> WHAT NEEDS TO BE DONE: Repeat the entire listing exactly as written.

> ENTRIES SUPPLIED:
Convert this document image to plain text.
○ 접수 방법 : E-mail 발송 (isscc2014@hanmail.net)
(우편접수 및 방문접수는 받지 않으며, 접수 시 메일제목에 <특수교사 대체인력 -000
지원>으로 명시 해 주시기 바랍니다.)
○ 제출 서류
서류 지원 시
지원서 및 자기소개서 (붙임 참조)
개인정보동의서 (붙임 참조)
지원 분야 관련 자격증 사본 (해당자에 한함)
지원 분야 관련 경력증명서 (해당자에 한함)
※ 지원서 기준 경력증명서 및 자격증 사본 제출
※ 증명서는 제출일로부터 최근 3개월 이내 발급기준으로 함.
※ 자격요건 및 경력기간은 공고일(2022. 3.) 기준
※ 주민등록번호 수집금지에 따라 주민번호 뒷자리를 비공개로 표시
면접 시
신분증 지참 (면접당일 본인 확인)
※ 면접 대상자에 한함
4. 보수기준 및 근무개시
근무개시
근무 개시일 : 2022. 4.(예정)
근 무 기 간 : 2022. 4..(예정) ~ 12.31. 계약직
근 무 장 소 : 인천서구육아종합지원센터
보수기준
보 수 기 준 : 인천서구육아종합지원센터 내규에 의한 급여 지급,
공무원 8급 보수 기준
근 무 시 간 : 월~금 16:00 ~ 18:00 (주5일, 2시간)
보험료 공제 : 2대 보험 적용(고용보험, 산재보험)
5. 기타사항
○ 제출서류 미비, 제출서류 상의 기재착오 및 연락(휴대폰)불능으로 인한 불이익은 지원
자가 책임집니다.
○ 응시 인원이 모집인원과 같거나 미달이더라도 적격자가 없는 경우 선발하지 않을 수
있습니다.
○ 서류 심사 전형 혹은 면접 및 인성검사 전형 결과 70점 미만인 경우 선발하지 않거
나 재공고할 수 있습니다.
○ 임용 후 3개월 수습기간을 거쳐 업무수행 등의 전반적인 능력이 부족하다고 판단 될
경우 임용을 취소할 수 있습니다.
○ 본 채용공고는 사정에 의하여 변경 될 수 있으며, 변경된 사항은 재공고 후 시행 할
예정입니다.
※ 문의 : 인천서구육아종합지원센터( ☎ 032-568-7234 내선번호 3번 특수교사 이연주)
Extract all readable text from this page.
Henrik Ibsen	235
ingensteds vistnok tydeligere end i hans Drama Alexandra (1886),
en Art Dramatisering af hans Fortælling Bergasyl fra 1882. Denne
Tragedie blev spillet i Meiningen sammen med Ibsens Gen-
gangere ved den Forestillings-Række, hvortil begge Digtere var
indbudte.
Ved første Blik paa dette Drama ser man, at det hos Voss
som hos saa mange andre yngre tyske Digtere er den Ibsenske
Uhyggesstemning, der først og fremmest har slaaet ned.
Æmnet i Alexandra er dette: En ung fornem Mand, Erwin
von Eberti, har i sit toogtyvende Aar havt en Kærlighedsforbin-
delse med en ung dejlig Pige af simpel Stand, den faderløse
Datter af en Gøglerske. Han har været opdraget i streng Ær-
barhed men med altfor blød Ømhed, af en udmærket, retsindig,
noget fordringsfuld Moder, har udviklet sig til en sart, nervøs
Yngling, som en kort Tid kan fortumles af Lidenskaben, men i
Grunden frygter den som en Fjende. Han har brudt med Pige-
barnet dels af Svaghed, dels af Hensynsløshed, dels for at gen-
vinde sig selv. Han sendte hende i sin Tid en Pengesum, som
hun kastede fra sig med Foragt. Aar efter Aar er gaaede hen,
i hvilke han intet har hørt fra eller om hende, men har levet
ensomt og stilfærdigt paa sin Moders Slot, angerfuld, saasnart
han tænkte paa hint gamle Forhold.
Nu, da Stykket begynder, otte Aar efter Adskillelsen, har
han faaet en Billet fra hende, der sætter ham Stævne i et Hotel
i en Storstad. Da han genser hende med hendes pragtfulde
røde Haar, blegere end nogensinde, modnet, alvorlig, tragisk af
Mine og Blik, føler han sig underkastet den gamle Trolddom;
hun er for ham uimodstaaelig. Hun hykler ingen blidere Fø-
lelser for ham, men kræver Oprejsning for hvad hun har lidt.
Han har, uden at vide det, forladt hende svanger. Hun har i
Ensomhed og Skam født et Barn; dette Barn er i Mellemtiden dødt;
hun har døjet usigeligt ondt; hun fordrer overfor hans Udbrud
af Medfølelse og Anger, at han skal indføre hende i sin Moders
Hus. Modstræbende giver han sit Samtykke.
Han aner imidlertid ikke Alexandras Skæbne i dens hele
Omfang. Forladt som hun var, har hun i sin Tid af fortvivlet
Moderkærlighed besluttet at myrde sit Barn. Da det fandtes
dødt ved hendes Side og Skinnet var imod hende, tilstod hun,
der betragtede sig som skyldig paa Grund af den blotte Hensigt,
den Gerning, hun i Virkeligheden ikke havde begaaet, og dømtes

> THE COMPLETED TASK:
Convert this document image to plain text.
○ 접수 방법 : E-mail 발송 (isscc2014@hanmail.net)
(우편접수 및 방문접수는 받지 않으며, 접수 시 메일제목에 <특수교사 대체인력 -000
지원>으로 명시 해 주시기 바랍니다.)
○ 제출 서류
서류 지원 시
지원서 및 자기소개서 (붙임 참조)
개인정보동의서 (붙임 참조)
지원 분야 관련 자격증 사본 (해당자에 한함)
지원 분야 관련 경력증명서 (해당자에 한함)
※ 지원서 기준 경력증명서 및 자격증 사본 제출
※ 증명서는 제출일로부터 최근 3개월 이내 발급기준으로 함.
※ 자격요건 및 경력기간은 공고일(2022. 3.) 기준
※ 주민등록번호 수집금지에 따라 주민번호 뒷자리를 비공개로 표시
면접 시
신분증 지참 (면접당일 본인 확인)
※ 면접 대상자에 한함
4. 보수기준 및 근무개시
근무개시
근무 개시일 : 2022. 4.(예정)
근 무 기 간 : 2022. 4..(예정) ~ 12.31. 계약직
근 무 장 소 : 인천서구육아종합지원센터
보수기준
보 수 기 준 : 인천서구육아종합지원센터 내규에 의한 급여 지급,
공무원 8급 보수 기준
근 무 시 간 : 월~금 16:00 ~ 18:00 (주5일, 2시간)
보험료 공제 : 2대 보험 적용(고용보험, 산재보험)
5. 기타사항
○ 제출서류 미비, 제출서류 상의 기재착오 및 연락(휴대폰)불능으로 인한 불이익은 지원
자가 책임집니다.
○ 응시 인원이 모집인원과 같거나 미달이더라도 적격자가 없는 경우 선발하지 않을 수
있습니다.
○ 서류 심사 전형 혹은 면접 및 인성검사 전형 결과 70점 미만인 경우 선발하지 않거
나 재공고할 수 있습니다.
○ 임용 후 3개월 수습기간을 거쳐 업무수행 등의 전반적인 능력이 부족하다고 판단 될
경우 임용을 취소할 수 있습니다.
○ 본 채용공고는 사정에 의하여 변경 될 수 있으며, 변경된 사항은 재공고 후 시행 할
예정입니다.
※ 문의 : 인천서구육아종합지원센터( ☎ 032-568-7234 내선번호 3번 특수교사 이연주)
Extract all readable text from this page.
Henrik Ibsen	235
ingensteds vistnok tydeligere end i hans Drama Alexandra (1886),
en Art Dramatisering af hans Fortælling Bergasyl fra 1882. Denne
Tragedie blev spillet i Meiningen sammen med Ibsens Gen-
gangere ved den Forestillings-Række, hvortil begge Digtere var
indbudte.
Ved første Blik paa dette Drama ser man, at det hos Voss
som hos saa mange andre yngre tyske Digtere er den Ibsenske
Uhyggesstemning, der først og fremmest har slaaet ned.
Æmnet i Alexandra er dette: En ung fornem Mand, Erwin
von Eberti, har i sit toogtyvende Aar havt en Kærlighedsforbin-
delse med en ung dejlig Pige af simpel Stand, den faderløse
Datter af en Gøglerske. Han har været opdraget i streng Ær-
barhed men med altfor blød Ømhed, af en udmærket, retsindig,
noget fordringsfuld Moder, har udviklet sig til en sart, nervøs
Yngling, som en kort Tid kan fortumles af Lidenskaben, men i
Grunden frygter den som en Fjende. Han har brudt med Pige-
barnet dels af Svaghed, dels af Hensynsløshed, dels for at gen-
vinde sig selv. Han sendte hende i sin Tid en Pengesum, som
hun kastede fra sig med Foragt. Aar efter Aar er gaaede hen,
i hvilke han intet har hørt fra eller om hende, men har levet
ensomt og stilfærdigt paa sin Moders Slot, angerfuld, saasnart
han tænkte paa hint gamle Forhold.
Nu, da Stykket begynder, otte Aar efter Adskillelsen, har
han faaet en Billet fra hende, der sætter ham Stævne i et Hotel
i en Storstad. Da han genser hende med hendes pragtfulde
røde Haar, blegere end nogensinde, modnet, alvorlig, tragisk af
Mine og Blik, føler han sig underkastet den gamle Trolddom;
hun er for ham uimodstaaelig. Hun hykler ingen blidere Fø-
lelser for ham, men kræver Oprejsning for hvad hun har lidt.
Han har, uden at vide det, forladt hende svanger. Hun har i
Ensomhed og Skam født et Barn; dette Barn er i Mellemtiden dødt;
hun har døjet usigeligt ondt; hun fordrer overfor hans Udbrud
af Medfølelse og Anger, at han skal indføre hende i sin Moders
Hus. Modstræbende giver han sit Samtykke.
Han aner imidlertid ikke Alexandras Skæbne i dens hele
Omfang. Forladt som hun var, har hun i sin Tid af fortvivlet
Moderkærlighed besluttet at myrde sit Barn. Da det fandtes
dødt ved hendes Side og Skinnet var imod hende, tilstod hun,
der betragtede sig som skyldig paa Grund af den blotte Hensigt,
den Gerning, hun i Virkeligheden ikke havde begaaet, og dømtes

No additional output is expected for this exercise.